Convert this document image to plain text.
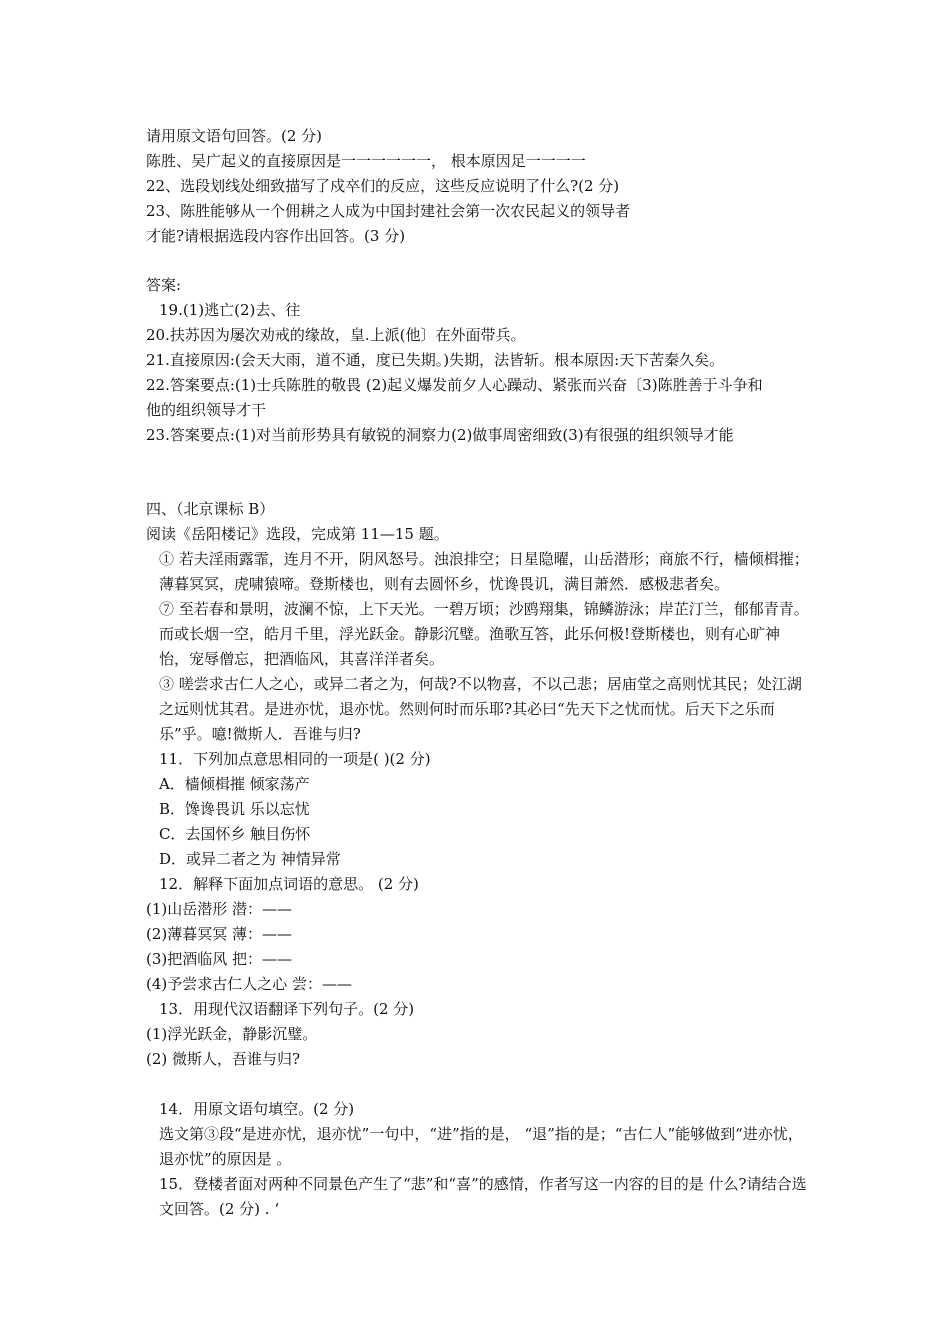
请用原文语句回答。(2 分)
陈胜、吴广起义的直接原因是一一一一一一， 根本原因足一一一一
22、选段划线处细致描写了戍卒们的反应，这些反应说明了什么?(2 分)
23、陈胜能够从一个佣耕之人成为中国封建社会第一次农民起义的领导者
才能?请根据选段内容作出回答。(3 分)
答案:
19.(1)逃亡(2)去、往
20.扶苏因为屡次劝戒的缘故，皇.上派(他〕在外面带兵。
21.直接原因:(会天大雨，道不通，度已失期。)失期，法皆斩。根本原因:天下苦秦久矣。
22.答案要点:(1)士兵陈胜的敬畏 (2)起义爆发前夕人心躁动、紧张而兴奋〔3)陈胜善于斗争和
他的组织领导才干
23.答案要点:(1)对当前形势具有敏锐的洞察力(2)做事周密细致(3)有很强的组织领导才能
四、（北京课标 B）
阅读《岳阳楼记》选段，完成第 11—15 题。
① 若夫淫雨露霏，连月不开，阴风怒号。浊浪排空；日星隐曜，山岳潜形；商旅不行，樯倾楫摧；薄暮冥冥，虎啸猿啼。登斯楼也，则有去圆怀乡，忧谗畏讥，满目萧然．感极悲者矣。
⑦ 至若春和景明，波澜不惊，上下天光。一碧万顷；沙鸥翔集，锦鳞游泳；岸芷汀兰，郁郁青青。而或长烟一空，皓月千里，浮光跃金。静影沉璧。渔歌互答，此乐何极!登斯楼也，则有心旷神怡，宠辱僧忘，把酒临风，其喜洋洋者矣。
③ 嗟尝求古仁人之心，或异二者之为，何哉?不以物喜，不以己悲；居庙堂之高则忧其民；处江湖之远则忧其君。是进亦忧，退亦忧。然则何时而乐耶?其必曰“先天下之忧而忧。后天下之乐而乐”乎。噫!微斯人．吾谁与归?
11．下列加点意思相同的一项是( )(2 分)
A．樯倾楫摧 倾家荡产
B．馋谗畏讥 乐以忘忧
C．去国怀乡 触目伤怀
D．或异二者之为 神情异常
12．解释下面加点词语的意思。 (2 分)
(1)山岳潜形 潜：——
(2)薄暮冥冥 薄：——
(3)把酒临风 把：——
(4)予尝求古仁人之心 尝：——
13．用现代汉语翻译下列句子。(2 分)
(1)浮光跃金，静影沉璧。
(2) 微斯人，吾谁与归?
14．用原文语句填空。(2 分)
选文第③段“是进亦忧，退亦忧”一句中，“进”指的是， “退”指的是；“古仁人”能够做到“进亦忧，退亦忧”的原因是 。
15．登楼者面对两种不同景色产生了“悲”和“喜”的感情，作者写这一内容的目的是 什么?请结合选文回答。(2 分) . ‘
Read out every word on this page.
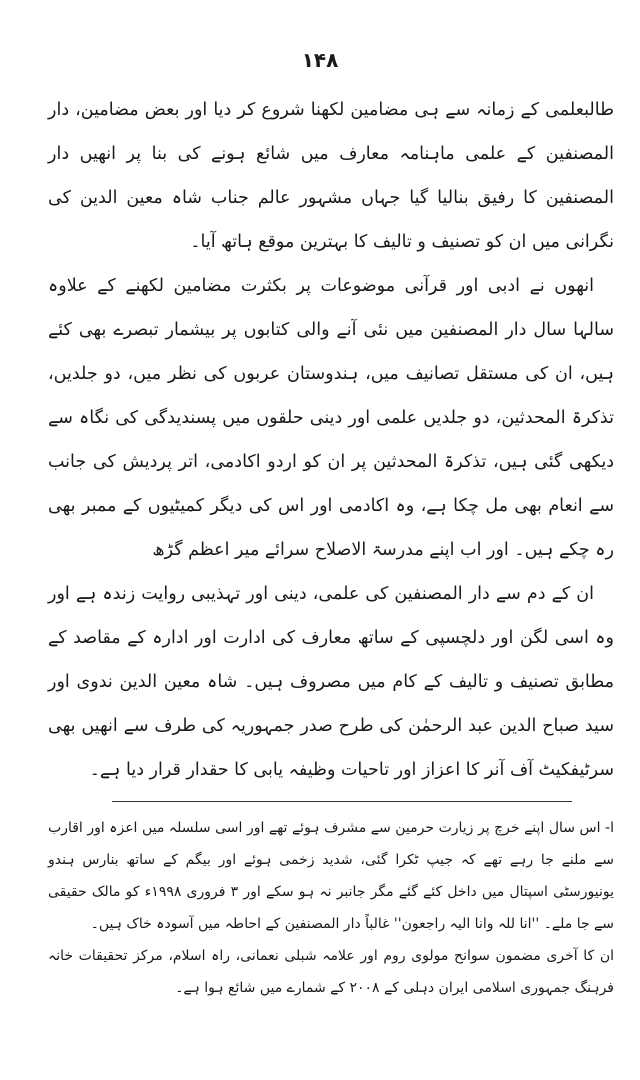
۱۴۸

طالبعلمی کے زمانہ سے ہی مضامین لکھنا شروع کر دیا اور بعض مضامین، دار المصنفین کے علمی ماہنامہ معارف میں شائع ہونے کی بنا پر انھیں دار المصنفین کا رفیق بنالیا گیا جہاں مشہور عالم جناب شاہ معین الدین کی نگرانی میں ان کو تصنیف و تالیف کا بہترین موقع ہاتھ آیا۔

انھوں نے ادبی اور قرآنی موضوعات پر بکثرت مضامین لکھنے کے علاوہ سالہا سال دار المصنفین میں نئی آنے والی کتابوں پر بیشمار تبصرے بھی کئے ہیں، ان کی مستقل تصانیف میں، ہندوستان عربوں کی نظر میں، دو جلدیں، تذکرۃ المحدثین، دو جلدیں علمی اور دینی حلقوں میں پسندیدگی کی نگاہ سے دیکھی گئی ہیں، تذکرۃ المحدثین پر ان کو اردو اکادمی، اتر پردیش کی جانب سے انعام بھی مل چکا ہے، وہ اکادمی اور اس کی دیگر کمیٹیوں کے ممبر بھی رہ چکے ہیں۔ اور اب اپنے مدرسۃ الاصلاح سرائے میر اعظم گڑھ

ان کے دم سے دار المصنفین کی علمی، دینی اور تہذیبی روایت زندہ ہے اور وہ اسی لگن اور دلچسپی کے ساتھ معارف کی ادارت اور ادارہ کے مقاصد کے مطابق تصنیف و تالیف کے کام میں مصروف ہیں۔ شاہ معین الدین ندوی اور سید صباح الدین عبد الرحمٰن کی طرح صدر جمہوریہ کی طرف سے انھیں بھی سرٹیفکیٹ آف آنر کا اعزاز اور تاحیات وظیفہ یابی کا حقدار قرار دیا ہے۔

ا- اس سال اپنے خرچ پر زیارت حرمین سے مشرف ہوئے تھے اور اسی سلسلہ میں اعزہ اور اقارب سے ملنے جا رہے تھے کہ جیپ ٹکرا گئی، شدید زخمی ہوئے اور بیگم کے ساتھ بنارس ہندو یونیورسٹی اسپتال میں داخل کئے گئے مگر جانبر نہ ہو سکے اور ۳ فروری ۱۹۹۸ء کو مالک حقیقی سے جا ملے۔ ''انا للہ وانا الیہ راجعون'' غالباً دار المصنفین کے احاطہ میں آسودہ خاک ہیں۔

ان کا آخری مضمون سوانح مولوی روم اور علامہ شبلی نعمانی، راہ اسلام، مرکز تحقیقات خانہ فرہنگ جمہوری اسلامی ایران دہلی کے ۲۰۰۸ کے شمارے میں شائع ہوا ہے۔
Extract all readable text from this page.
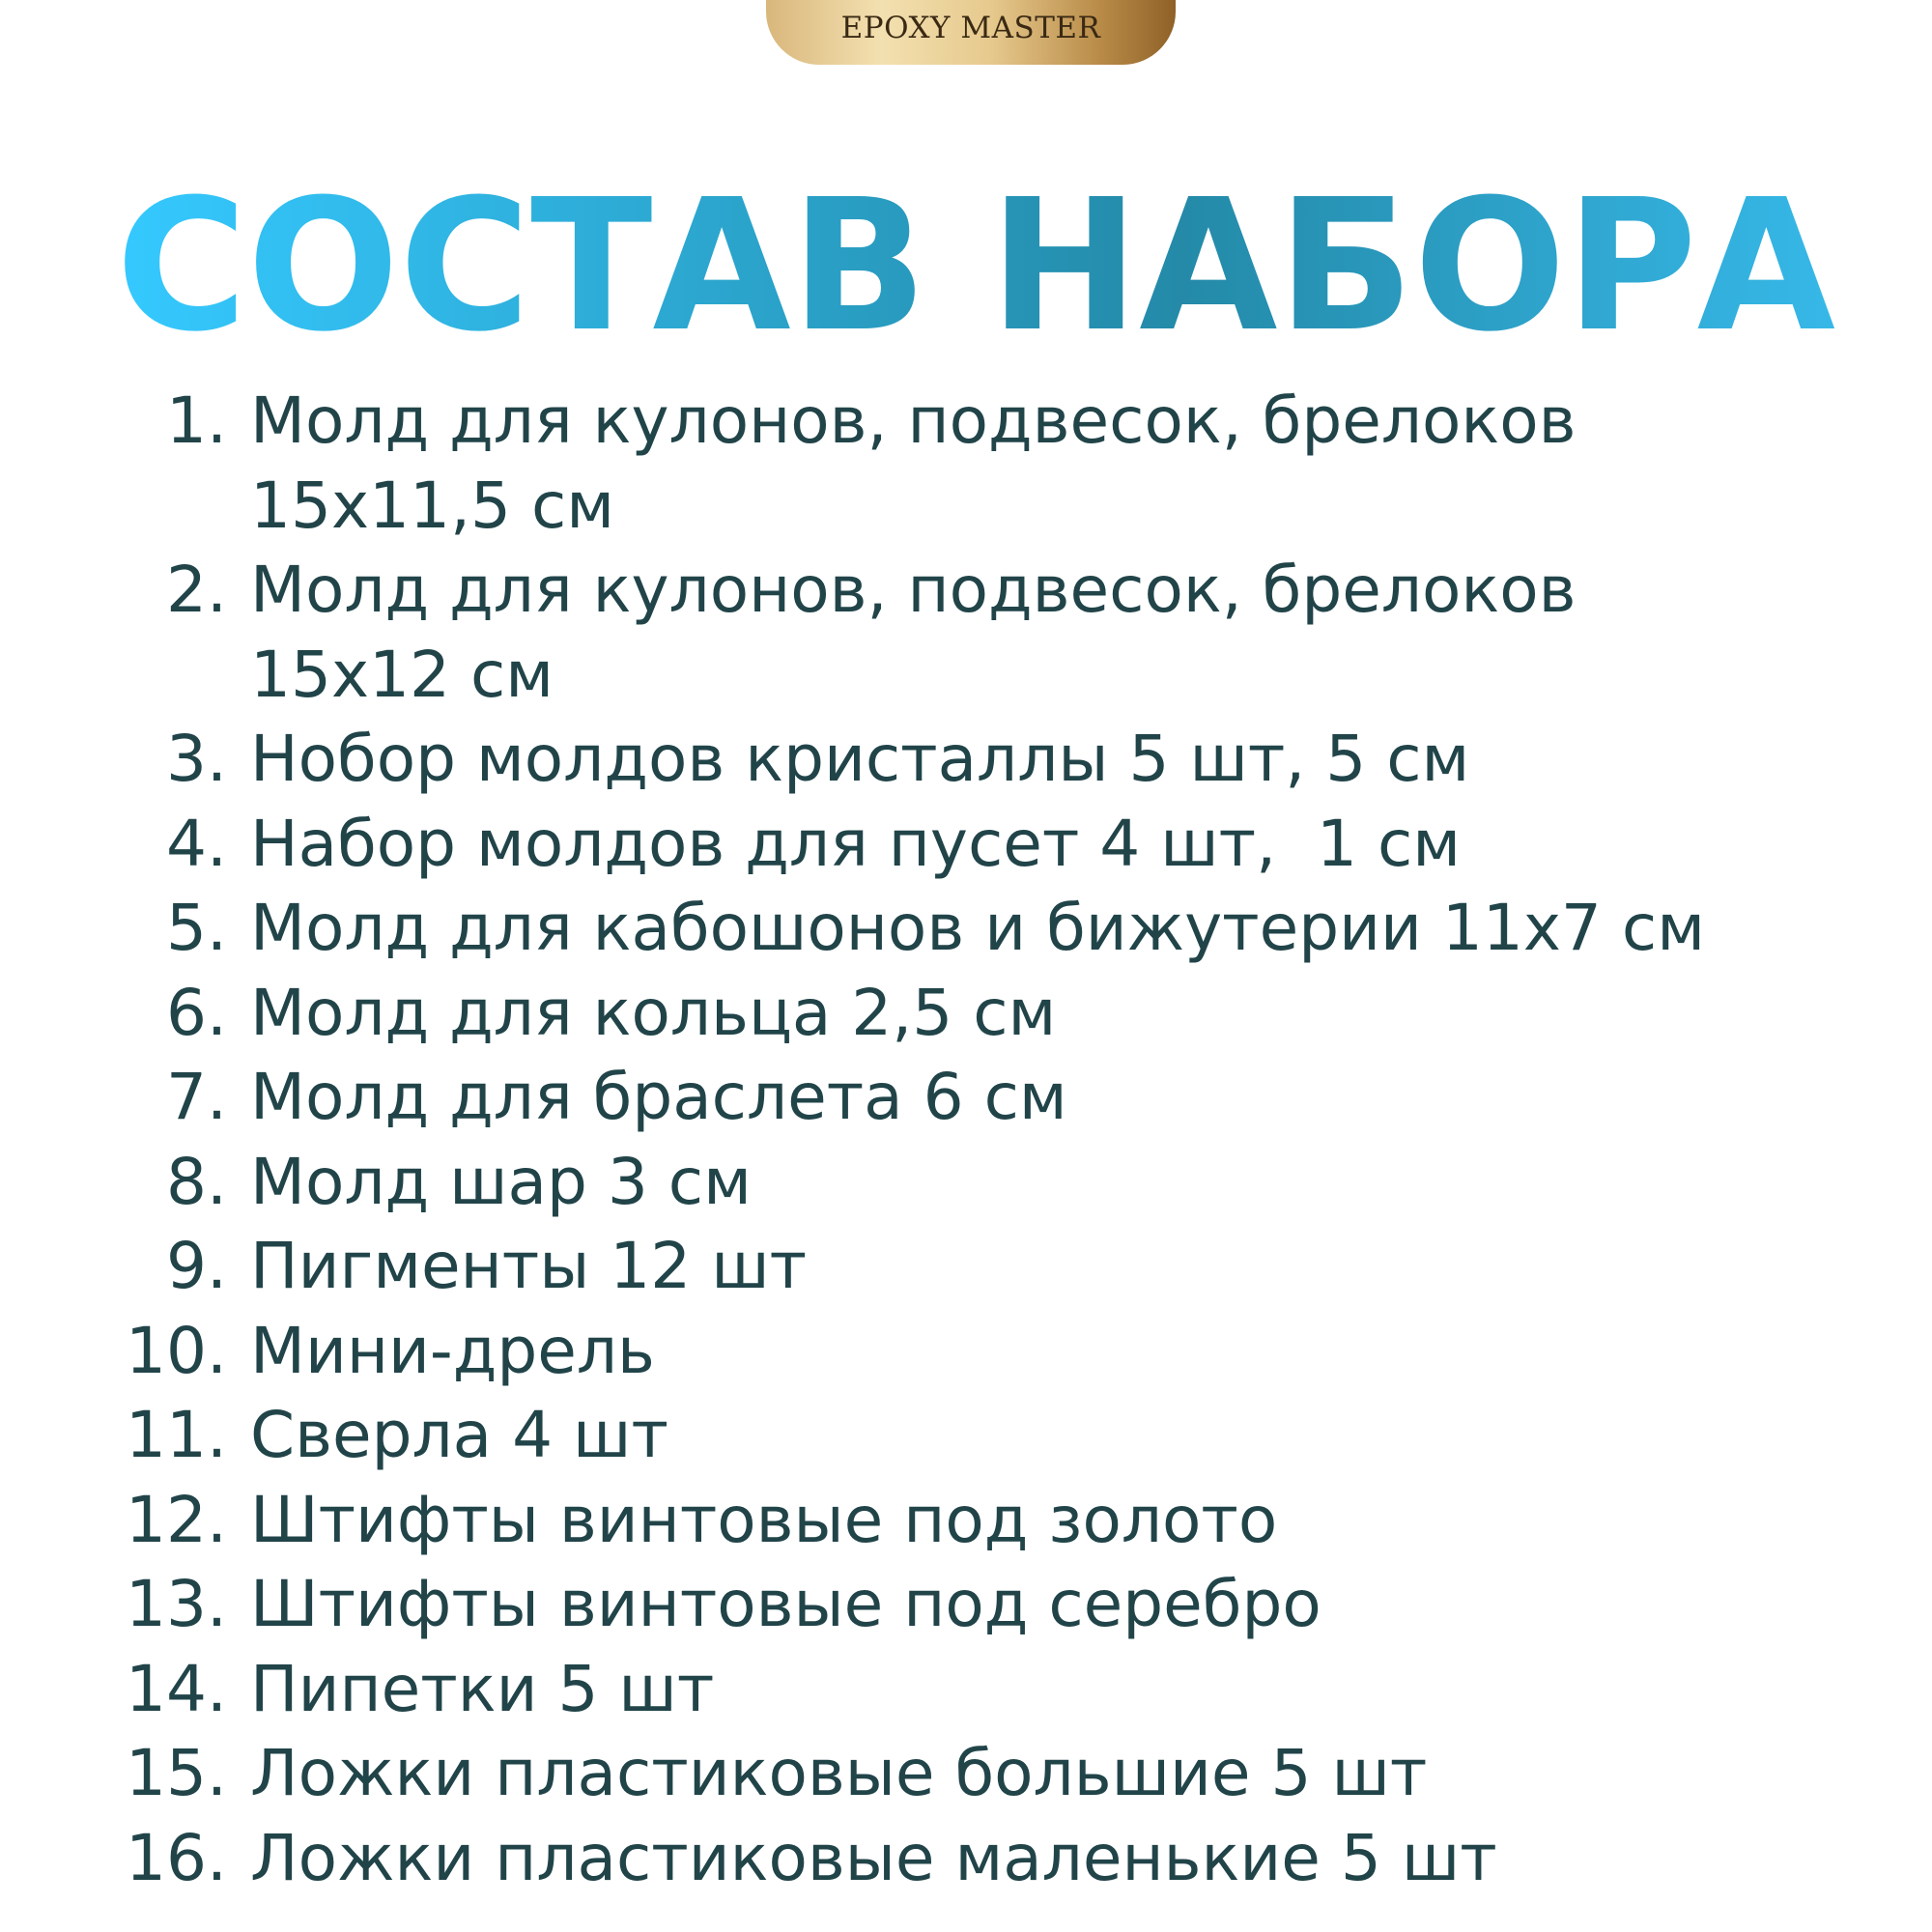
EPOXY MASTER
СОСТАВ НАБОРА
1. Молд для кулонов, подвесок, брелоков
15x11,5 см
2. Молд для кулонов, подвесок, брелоков
15x12 см
3. Нобор молдов кристаллы 5 шт, 5 см
4. Набор молдов для пусет 4 шт,  1 см
5. Молд для кабошонов и бижутерии 11x7 см
6. Молд для кольца 2,5 см
7. Молд для браслета 6 см
8. Молд шар 3 см
9. Пигменты 12 шт
10. Мини-дрель
11. Сверла 4 шт
12. Штифты винтовые под золото
13. Штифты винтовые под серебро
14. Пипетки 5 шт
15. Ложки пластиковые большие 5 шт
16. Ложки пластиковые маленькие 5 шт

========================================================================

> **TASK DETAILS**:
In the records above, find the line containing "Extract all readable text from this page.", then please restate it and each line after it word for word, pictures excluded.

> **SOLUTION**:
Extract all readable text from this page.
EPOXY MASTER
СОСТАВ НАБОРА
1. Молд для кулонов, подвесок, брелоков
15x11,5 см
2. Молд для кулонов, подвесок, брелоков
15x12 см
3. Нобор молдов кристаллы 5 шт, 5 см
4. Набор молдов для пусет 4 шт,  1 см
5. Молд для кабошонов и бижутерии 11x7 см
6. Молд для кольца 2,5 см
7. Молд для браслета 6 см
8. Молд шар 3 см
9. Пигменты 12 шт
10. Мини-дрель
11. Сверла 4 шт
12. Штифты винтовые под золото
13. Штифты винтовые под серебро
14. Пипетки 5 шт
15. Ложки пластиковые большие 5 шт
16. Ложки пластиковые маленькие 5 шт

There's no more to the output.